## Task to carry out:
Rewrite the records starting at the line that contains "Output each element" and ending at the line that contains "post-meta: 18 มีนาคม", replacing "interactable" with "clickable" and leaving everything else unchanged.

##### Data for processing #####

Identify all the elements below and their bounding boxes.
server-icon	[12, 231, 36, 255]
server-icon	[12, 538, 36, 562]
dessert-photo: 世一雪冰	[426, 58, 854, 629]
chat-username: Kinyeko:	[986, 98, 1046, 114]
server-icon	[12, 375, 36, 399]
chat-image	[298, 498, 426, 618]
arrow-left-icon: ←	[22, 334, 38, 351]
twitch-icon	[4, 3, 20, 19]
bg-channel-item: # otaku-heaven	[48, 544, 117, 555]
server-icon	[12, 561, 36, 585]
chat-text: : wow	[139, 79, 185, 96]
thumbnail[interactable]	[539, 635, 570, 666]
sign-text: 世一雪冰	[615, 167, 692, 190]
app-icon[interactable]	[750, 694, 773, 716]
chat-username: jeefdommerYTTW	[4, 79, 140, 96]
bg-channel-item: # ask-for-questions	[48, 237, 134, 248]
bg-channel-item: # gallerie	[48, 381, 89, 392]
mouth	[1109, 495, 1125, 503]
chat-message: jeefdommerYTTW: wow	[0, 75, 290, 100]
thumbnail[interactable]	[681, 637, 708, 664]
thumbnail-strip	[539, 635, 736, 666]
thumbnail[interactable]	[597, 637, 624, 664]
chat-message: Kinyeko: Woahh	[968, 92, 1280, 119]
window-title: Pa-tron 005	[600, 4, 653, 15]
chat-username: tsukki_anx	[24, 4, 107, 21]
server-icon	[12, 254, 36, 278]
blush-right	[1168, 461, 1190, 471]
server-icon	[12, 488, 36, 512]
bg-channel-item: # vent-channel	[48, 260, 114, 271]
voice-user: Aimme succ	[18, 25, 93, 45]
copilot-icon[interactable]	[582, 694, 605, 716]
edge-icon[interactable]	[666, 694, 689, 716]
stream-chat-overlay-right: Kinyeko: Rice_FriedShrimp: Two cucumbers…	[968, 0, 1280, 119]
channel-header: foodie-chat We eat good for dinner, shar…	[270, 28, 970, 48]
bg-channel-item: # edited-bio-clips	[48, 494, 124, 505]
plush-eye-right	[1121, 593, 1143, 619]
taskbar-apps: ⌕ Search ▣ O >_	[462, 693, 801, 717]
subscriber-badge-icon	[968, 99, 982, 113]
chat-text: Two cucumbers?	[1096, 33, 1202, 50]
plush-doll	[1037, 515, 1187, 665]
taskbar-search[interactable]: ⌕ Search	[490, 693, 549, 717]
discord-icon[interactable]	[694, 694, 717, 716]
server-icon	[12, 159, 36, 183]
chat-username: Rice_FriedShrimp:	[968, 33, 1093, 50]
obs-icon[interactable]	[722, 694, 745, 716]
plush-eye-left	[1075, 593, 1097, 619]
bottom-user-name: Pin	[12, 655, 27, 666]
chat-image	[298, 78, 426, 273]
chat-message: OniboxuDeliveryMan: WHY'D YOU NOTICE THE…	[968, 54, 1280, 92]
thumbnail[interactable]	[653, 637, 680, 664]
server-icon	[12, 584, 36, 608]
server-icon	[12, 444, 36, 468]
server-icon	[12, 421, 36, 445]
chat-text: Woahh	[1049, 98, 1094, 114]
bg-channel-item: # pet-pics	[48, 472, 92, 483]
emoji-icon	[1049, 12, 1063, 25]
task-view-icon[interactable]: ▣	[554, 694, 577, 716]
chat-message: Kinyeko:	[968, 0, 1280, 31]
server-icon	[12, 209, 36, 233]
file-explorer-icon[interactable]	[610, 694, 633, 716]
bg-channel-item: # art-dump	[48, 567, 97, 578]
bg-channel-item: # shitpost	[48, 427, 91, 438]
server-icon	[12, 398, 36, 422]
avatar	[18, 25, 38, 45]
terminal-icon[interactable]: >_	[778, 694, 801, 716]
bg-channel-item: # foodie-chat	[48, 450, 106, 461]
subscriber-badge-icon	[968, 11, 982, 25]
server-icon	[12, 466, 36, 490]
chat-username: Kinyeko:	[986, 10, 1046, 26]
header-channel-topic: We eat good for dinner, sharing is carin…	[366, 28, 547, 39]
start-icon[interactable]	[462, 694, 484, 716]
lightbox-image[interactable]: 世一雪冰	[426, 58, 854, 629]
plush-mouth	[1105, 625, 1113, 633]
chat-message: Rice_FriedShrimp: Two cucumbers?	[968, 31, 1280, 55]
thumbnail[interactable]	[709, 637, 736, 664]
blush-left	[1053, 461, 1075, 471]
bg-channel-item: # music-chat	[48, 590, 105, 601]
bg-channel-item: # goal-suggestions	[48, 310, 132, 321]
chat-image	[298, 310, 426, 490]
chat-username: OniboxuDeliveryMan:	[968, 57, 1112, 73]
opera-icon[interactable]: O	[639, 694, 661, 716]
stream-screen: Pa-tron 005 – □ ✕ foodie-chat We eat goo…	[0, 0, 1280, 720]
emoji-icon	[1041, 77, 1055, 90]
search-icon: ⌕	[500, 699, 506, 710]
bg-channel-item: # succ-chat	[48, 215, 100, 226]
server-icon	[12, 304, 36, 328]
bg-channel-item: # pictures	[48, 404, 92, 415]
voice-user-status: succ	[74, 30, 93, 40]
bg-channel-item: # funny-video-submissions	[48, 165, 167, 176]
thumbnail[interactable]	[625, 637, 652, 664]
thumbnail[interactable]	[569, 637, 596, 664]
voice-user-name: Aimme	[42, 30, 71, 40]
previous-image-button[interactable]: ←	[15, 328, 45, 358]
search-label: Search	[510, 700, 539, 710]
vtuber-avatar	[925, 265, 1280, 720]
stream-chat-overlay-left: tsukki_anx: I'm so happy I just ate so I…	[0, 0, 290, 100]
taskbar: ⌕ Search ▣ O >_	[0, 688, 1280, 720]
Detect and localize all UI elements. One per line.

#####
##### Data for processing #####

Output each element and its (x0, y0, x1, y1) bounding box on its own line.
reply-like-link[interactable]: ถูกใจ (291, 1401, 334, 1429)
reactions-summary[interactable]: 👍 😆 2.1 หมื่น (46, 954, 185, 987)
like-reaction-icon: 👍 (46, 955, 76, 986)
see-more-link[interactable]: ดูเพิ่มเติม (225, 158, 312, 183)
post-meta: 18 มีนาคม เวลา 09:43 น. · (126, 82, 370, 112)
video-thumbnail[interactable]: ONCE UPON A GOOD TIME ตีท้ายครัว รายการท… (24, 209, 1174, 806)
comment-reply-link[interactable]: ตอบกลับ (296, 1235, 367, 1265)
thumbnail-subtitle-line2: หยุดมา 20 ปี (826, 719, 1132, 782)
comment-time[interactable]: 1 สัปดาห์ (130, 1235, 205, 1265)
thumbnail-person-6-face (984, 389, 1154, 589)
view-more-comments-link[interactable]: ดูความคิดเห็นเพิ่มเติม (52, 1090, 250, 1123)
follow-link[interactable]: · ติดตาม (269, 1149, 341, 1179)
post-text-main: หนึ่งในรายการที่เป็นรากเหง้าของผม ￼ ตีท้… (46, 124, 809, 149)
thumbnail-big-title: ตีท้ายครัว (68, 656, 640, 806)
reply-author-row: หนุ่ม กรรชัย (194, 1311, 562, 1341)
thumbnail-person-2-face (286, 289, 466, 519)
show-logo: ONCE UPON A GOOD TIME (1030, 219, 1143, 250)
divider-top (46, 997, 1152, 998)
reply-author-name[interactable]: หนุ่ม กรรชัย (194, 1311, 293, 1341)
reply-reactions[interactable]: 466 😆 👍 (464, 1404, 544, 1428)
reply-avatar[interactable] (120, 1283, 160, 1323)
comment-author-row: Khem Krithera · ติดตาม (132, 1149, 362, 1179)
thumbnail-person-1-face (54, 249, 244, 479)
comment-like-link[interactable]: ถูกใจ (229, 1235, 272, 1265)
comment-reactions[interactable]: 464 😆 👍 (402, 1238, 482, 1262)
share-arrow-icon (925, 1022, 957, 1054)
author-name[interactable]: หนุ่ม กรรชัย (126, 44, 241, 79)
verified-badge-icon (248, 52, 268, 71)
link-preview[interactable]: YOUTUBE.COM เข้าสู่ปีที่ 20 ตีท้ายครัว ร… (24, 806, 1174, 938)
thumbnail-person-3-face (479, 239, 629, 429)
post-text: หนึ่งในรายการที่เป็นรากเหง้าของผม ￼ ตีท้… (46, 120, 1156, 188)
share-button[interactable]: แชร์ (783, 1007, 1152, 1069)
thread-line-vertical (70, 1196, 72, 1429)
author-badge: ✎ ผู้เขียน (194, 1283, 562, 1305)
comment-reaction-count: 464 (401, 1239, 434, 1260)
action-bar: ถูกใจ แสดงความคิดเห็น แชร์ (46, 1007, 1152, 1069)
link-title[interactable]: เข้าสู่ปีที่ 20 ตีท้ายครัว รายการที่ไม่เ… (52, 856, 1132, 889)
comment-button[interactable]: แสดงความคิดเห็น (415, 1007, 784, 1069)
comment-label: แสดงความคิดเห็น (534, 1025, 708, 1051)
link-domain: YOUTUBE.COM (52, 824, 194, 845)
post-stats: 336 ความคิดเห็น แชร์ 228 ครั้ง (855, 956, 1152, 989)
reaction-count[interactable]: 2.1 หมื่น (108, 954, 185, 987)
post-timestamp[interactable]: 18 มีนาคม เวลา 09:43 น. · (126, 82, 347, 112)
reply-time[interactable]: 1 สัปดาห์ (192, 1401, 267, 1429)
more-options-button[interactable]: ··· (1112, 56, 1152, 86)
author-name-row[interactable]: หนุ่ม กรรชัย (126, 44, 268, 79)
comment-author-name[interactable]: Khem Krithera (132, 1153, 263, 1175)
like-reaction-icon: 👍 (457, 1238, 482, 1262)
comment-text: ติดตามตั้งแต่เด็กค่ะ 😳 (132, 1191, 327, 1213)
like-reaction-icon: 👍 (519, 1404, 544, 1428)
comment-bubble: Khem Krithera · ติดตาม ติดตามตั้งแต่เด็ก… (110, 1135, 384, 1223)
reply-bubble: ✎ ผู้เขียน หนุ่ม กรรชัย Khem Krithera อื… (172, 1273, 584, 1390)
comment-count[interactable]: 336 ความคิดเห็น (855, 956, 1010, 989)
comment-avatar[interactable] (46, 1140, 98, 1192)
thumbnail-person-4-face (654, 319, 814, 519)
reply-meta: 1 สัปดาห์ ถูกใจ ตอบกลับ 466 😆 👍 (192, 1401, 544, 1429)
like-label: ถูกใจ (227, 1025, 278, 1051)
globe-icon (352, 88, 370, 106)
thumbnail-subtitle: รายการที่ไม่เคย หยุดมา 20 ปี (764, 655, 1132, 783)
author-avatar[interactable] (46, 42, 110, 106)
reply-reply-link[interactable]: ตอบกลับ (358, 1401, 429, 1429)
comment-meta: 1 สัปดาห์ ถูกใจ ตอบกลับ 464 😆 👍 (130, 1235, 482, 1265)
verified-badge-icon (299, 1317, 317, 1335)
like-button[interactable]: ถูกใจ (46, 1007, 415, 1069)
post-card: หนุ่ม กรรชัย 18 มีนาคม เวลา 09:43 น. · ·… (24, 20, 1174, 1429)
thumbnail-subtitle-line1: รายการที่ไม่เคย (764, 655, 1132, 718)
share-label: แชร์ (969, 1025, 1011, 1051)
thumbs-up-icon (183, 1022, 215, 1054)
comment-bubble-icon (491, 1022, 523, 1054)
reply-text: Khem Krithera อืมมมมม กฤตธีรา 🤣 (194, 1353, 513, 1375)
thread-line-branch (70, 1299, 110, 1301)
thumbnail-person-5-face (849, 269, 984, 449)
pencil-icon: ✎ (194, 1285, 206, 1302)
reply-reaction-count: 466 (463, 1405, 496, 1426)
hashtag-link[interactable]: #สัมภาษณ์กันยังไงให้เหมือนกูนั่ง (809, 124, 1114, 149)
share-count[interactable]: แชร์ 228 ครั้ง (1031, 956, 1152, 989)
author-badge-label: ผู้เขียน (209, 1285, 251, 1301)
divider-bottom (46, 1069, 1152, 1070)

#####

## Correct result:
Output each element and its (x0, y0, x1, y1) bounding box on its own line.
reply-like-link[clickable]: ถูกใจ (291, 1401, 334, 1429)
reactions-summary[clickable]: 👍 😆 2.1 หมื่น (46, 954, 185, 987)
like-reaction-icon: 👍 (46, 955, 76, 986)
see-more-link[clickable]: ดูเพิ่มเติม (225, 158, 312, 183)
post-meta: 18 มีนาคม เวลา 09:43 น. · (126, 82, 370, 112)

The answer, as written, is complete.